> Records about charts and figures
____________________

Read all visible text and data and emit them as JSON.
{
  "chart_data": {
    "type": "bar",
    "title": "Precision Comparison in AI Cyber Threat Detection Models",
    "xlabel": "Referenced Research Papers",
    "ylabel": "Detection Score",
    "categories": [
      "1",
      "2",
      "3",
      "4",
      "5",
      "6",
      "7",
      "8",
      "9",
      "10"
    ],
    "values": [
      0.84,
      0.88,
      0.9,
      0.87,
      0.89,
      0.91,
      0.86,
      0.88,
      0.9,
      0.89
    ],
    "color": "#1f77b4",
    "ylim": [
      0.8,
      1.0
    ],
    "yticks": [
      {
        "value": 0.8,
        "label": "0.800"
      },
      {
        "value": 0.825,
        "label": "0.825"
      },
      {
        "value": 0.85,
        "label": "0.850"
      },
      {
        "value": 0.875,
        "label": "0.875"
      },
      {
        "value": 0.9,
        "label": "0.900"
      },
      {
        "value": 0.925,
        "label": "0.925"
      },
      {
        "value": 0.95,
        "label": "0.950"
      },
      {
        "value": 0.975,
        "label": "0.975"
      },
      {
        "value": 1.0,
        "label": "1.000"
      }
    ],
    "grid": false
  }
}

____________________

Repeat each record exactly, leaving nothing out.

Read all visible text and data and emit them as JSON.
{
  "chart_data": {
    "type": "bar",
    "title": "Precision Comparison in AI Cyber Threat Detection Models",
    "xlabel": "Referenced Research Papers",
    "ylabel": "Detection Score",
    "categories": [
      "1",
      "2",
      "3",
      "4",
      "5",
      "6",
      "7",
      "8",
      "9",
      "10"
    ],
    "values": [
      0.84,
      0.88,
      0.9,
      0.87,
      0.89,
      0.91,
      0.86,
      0.88,
      0.9,
      0.89
    ],
    "color": "#1f77b4",
    "ylim": [
      0.8,
      1.0
    ],
    "yticks": [
      {
        "value": 0.8,
        "label": "0.800"
      },
      {
        "value": 0.825,
        "label": "0.825"
      },
      {
        "value": 0.85,
        "label": "0.850"
      },
      {
        "value": 0.875,
        "label": "0.875"
      },
      {
        "value": 0.9,
        "label": "0.900"
      },
      {
        "value": 0.925,
        "label": "0.925"
      },
      {
        "value": 0.95,
        "label": "0.950"
      },
      {
        "value": 0.975,
        "label": "0.975"
      },
      {
        "value": 1.0,
        "label": "1.000"
      }
    ],
    "grid": false
  }
}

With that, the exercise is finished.